Information shown -
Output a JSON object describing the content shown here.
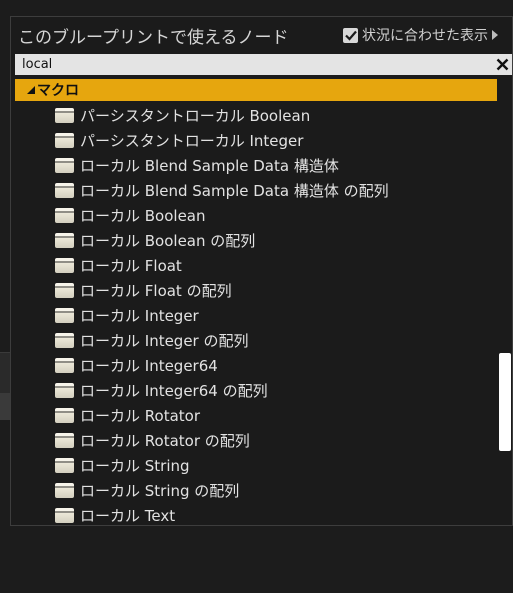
{
  "panel": {
    "title": "このブループリントで使えるノード",
    "context_sensitive": {
      "label": "状況に合わせた表示",
      "checked": true
    }
  },
  "search": {
    "value": "local"
  },
  "category": {
    "label": "マクロ",
    "color": "#E6A60E"
  },
  "items": [
    {
      "label": "パーシスタントローカル Boolean"
    },
    {
      "label": "パーシスタントローカル Integer"
    },
    {
      "label": "ローカル Blend Sample Data 構造体"
    },
    {
      "label": "ローカル Blend Sample Data 構造体 の配列"
    },
    {
      "label": "ローカル Boolean"
    },
    {
      "label": "ローカル Boolean の配列"
    },
    {
      "label": "ローカル Float"
    },
    {
      "label": "ローカル Float の配列"
    },
    {
      "label": "ローカル Integer"
    },
    {
      "label": "ローカル Integer の配列"
    },
    {
      "label": "ローカル Integer64"
    },
    {
      "label": "ローカル Integer64 の配列"
    },
    {
      "label": "ローカル Rotator"
    },
    {
      "label": "ローカル Rotator の配列"
    },
    {
      "label": "ローカル String"
    },
    {
      "label": "ローカル String の配列"
    },
    {
      "label": "ローカル Text"
    }
  ],
  "icons": {
    "macro_node": "macro-node-icon",
    "checkbox": "check-icon",
    "clear": "close-icon",
    "expand": "chevron-right-icon",
    "collapse": "triangle-down-icon"
  }
}
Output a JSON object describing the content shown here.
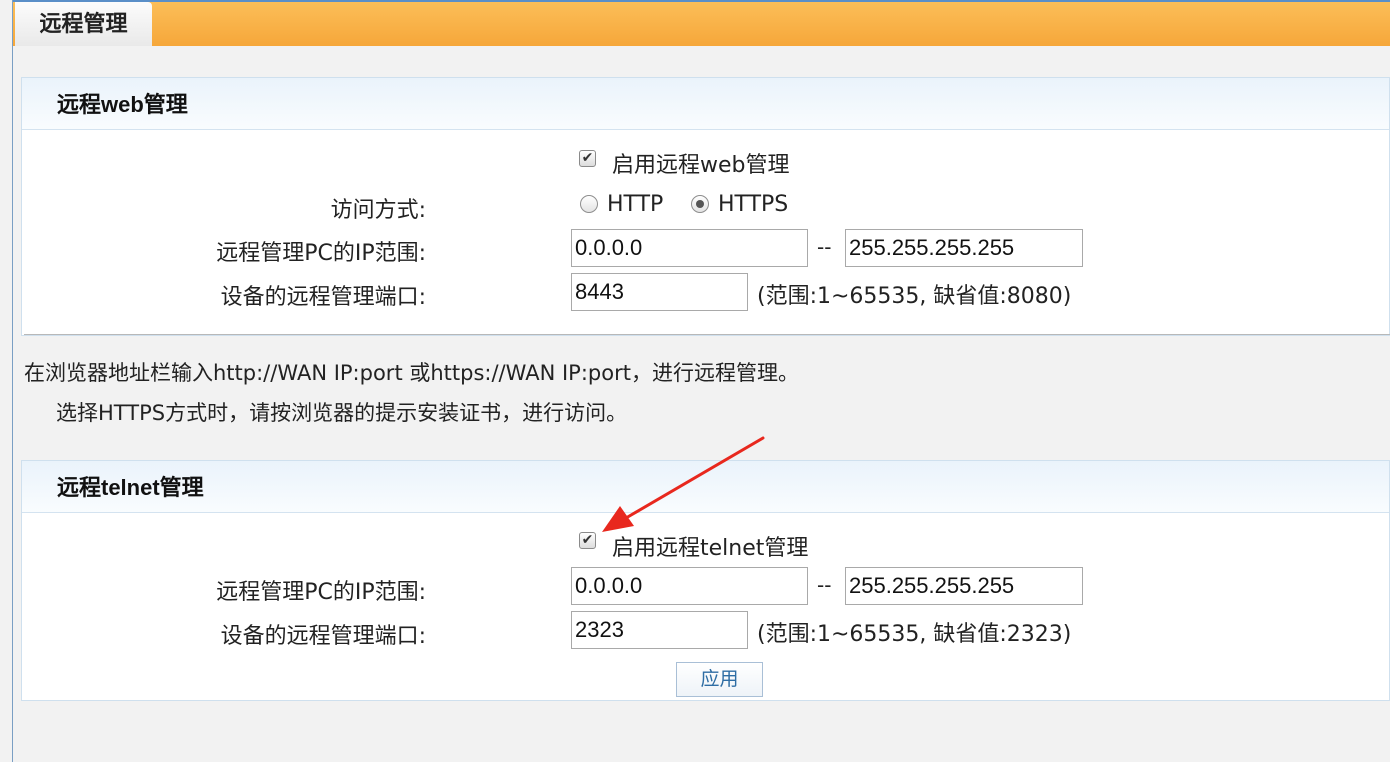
{
  "header": {
    "tab_label": "远程管理"
  },
  "web_section": {
    "title": "远程web管理",
    "enable_label": "启用远程web管理",
    "enable_checked": true,
    "access_label": "访问方式:",
    "option_http": "HTTP",
    "option_https": "HTTPS",
    "selected_access": "HTTPS",
    "ip_range_label": "远程管理PC的IP范围:",
    "ip_start": "0.0.0.0",
    "ip_separator": "--",
    "ip_end": "255.255.255.255",
    "port_label": "设备的远程管理端口:",
    "port_value": "8443",
    "port_hint": "(范围:1~65535, 缺省值:8080)"
  },
  "notes": {
    "line1": "在浏览器地址栏输入http://WAN IP:port 或https://WAN IP:port，进行远程管理。",
    "line2": "选择HTTPS方式时，请按浏览器的提示安装证书，进行访问。"
  },
  "telnet_section": {
    "title": "远程telnet管理",
    "enable_label": "启用远程telnet管理",
    "enable_checked": true,
    "ip_range_label": "远程管理PC的IP范围:",
    "ip_start": "0.0.0.0",
    "ip_separator": "--",
    "ip_end": "255.255.255.255",
    "port_label": "设备的远程管理端口:",
    "port_value": "2323",
    "port_hint": "(范围:1~65535, 缺省值:2323)",
    "apply_label": "应用"
  },
  "colors": {
    "header_bar": "#f6a73a",
    "annotation_arrow": "#e8281e",
    "button_text": "#2e6da4"
  }
}
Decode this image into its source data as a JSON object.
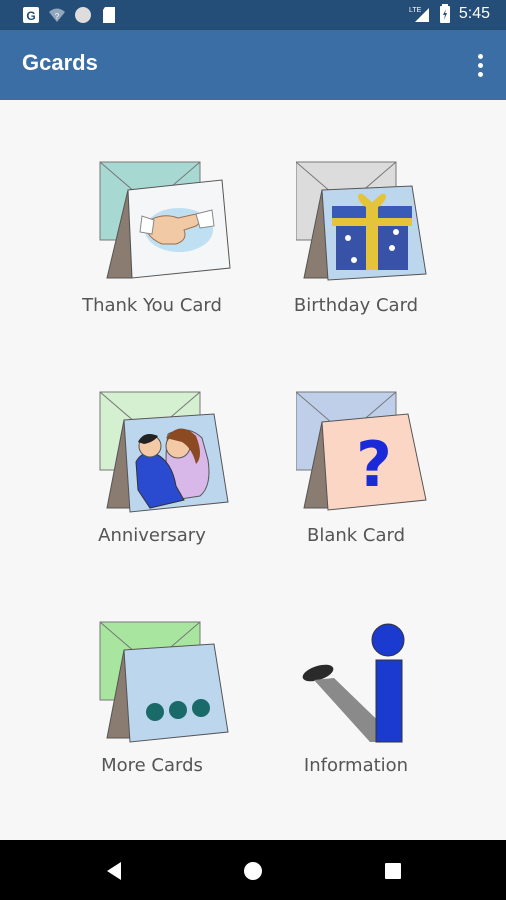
{
  "status_bar": {
    "time": "5:45",
    "network": "LTE",
    "icons": [
      "g-notification-icon",
      "wifi-icon",
      "circle-icon",
      "sd-card-icon",
      "signal-icon",
      "battery-icon"
    ]
  },
  "app_bar": {
    "title": "Gcards",
    "menu_icon": "more-vert-icon"
  },
  "tiles": [
    {
      "label": "Thank You Card",
      "icon": "handshake-card-icon"
    },
    {
      "label": "Birthday Card",
      "icon": "gift-card-icon"
    },
    {
      "label": "Anniversary",
      "icon": "couple-card-icon"
    },
    {
      "label": "Blank Card",
      "icon": "question-card-icon"
    },
    {
      "label": "More Cards",
      "icon": "dots-card-icon"
    },
    {
      "label": "Information",
      "icon": "info-icon"
    }
  ],
  "nav_bar": {
    "buttons": [
      "back-icon",
      "home-icon",
      "recents-icon"
    ]
  },
  "colors": {
    "status_bar": "#244d78",
    "app_bar": "#3a6ea5",
    "background": "#f7f7f7",
    "label_text": "#555555"
  }
}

Problem requirements - Reproduce the whole listing word for word, setting aside any pictures.

The completed task -
Output a JSON object describing the content shown here.
{
  "panel": {
    "title": "このブループリントで使えるノード",
    "context_sensitive": {
      "label": "状況に合わせた表示",
      "checked": true
    }
  },
  "search": {
    "value": "local"
  },
  "category": {
    "label": "マクロ",
    "color": "#E6A60E"
  },
  "items": [
    {
      "label": "パーシスタントローカル Boolean"
    },
    {
      "label": "パーシスタントローカル Integer"
    },
    {
      "label": "ローカル Blend Sample Data 構造体"
    },
    {
      "label": "ローカル Blend Sample Data 構造体 の配列"
    },
    {
      "label": "ローカル Boolean"
    },
    {
      "label": "ローカル Boolean の配列"
    },
    {
      "label": "ローカル Float"
    },
    {
      "label": "ローカル Float の配列"
    },
    {
      "label": "ローカル Integer"
    },
    {
      "label": "ローカル Integer の配列"
    },
    {
      "label": "ローカル Integer64"
    },
    {
      "label": "ローカル Integer64 の配列"
    },
    {
      "label": "ローカル Rotator"
    },
    {
      "label": "ローカル Rotator の配列"
    },
    {
      "label": "ローカル String"
    },
    {
      "label": "ローカル String の配列"
    },
    {
      "label": "ローカル Text"
    }
  ],
  "icons": {
    "macro_node": "macro-node-icon",
    "checkbox": "check-icon",
    "clear": "close-icon",
    "expand": "chevron-right-icon",
    "collapse": "triangle-down-icon"
  }
}
Output a JSON object describing the content shown here.
{
  "header": {
    "tab_label": "远程管理"
  },
  "web_section": {
    "title": "远程web管理",
    "enable_label": "启用远程web管理",
    "enable_checked": true,
    "access_label": "访问方式:",
    "option_http": "HTTP",
    "option_https": "HTTPS",
    "selected_access": "HTTPS",
    "ip_range_label": "远程管理PC的IP范围:",
    "ip_start": "0.0.0.0",
    "ip_separator": "--",
    "ip_end": "255.255.255.255",
    "port_label": "设备的远程管理端口:",
    "port_value": "8443",
    "port_hint": "(范围:1~65535, 缺省值:8080)"
  },
  "notes": {
    "line1": "在浏览器地址栏输入http://WAN IP:port 或https://WAN IP:port，进行远程管理。",
    "line2": "选择HTTPS方式时，请按浏览器的提示安装证书，进行访问。"
  },
  "telnet_section": {
    "title": "远程telnet管理",
    "enable_label": "启用远程telnet管理",
    "enable_checked": true,
    "ip_range_label": "远程管理PC的IP范围:",
    "ip_start": "0.0.0.0",
    "ip_separator": "--",
    "ip_end": "255.255.255.255",
    "port_label": "设备的远程管理端口:",
    "port_value": "2323",
    "port_hint": "(范围:1~65535, 缺省值:2323)",
    "apply_label": "应用"
  },
  "colors": {
    "header_bar": "#f6a73a",
    "annotation_arrow": "#e8281e",
    "button_text": "#2e6da4"
  }
}
Decode this image into its source data as a JSON object.
{
  "status_bar": {
    "time": "5:45",
    "network": "LTE",
    "icons": [
      "g-notification-icon",
      "wifi-icon",
      "circle-icon",
      "sd-card-icon",
      "signal-icon",
      "battery-icon"
    ]
  },
  "app_bar": {
    "title": "Gcards",
    "menu_icon": "more-vert-icon"
  },
  "tiles": [
    {
      "label": "Thank You Card",
      "icon": "handshake-card-icon"
    },
    {
      "label": "Birthday Card",
      "icon": "gift-card-icon"
    },
    {
      "label": "Anniversary",
      "icon": "couple-card-icon"
    },
    {
      "label": "Blank Card",
      "icon": "question-card-icon"
    },
    {
      "label": "More Cards",
      "icon": "dots-card-icon"
    },
    {
      "label": "Information",
      "icon": "info-icon"
    }
  ],
  "nav_bar": {
    "buttons": [
      "back-icon",
      "home-icon",
      "recents-icon"
    ]
  },
  "colors": {
    "status_bar": "#244d78",
    "app_bar": "#3a6ea5",
    "background": "#f7f7f7",
    "label_text": "#555555"
  }
}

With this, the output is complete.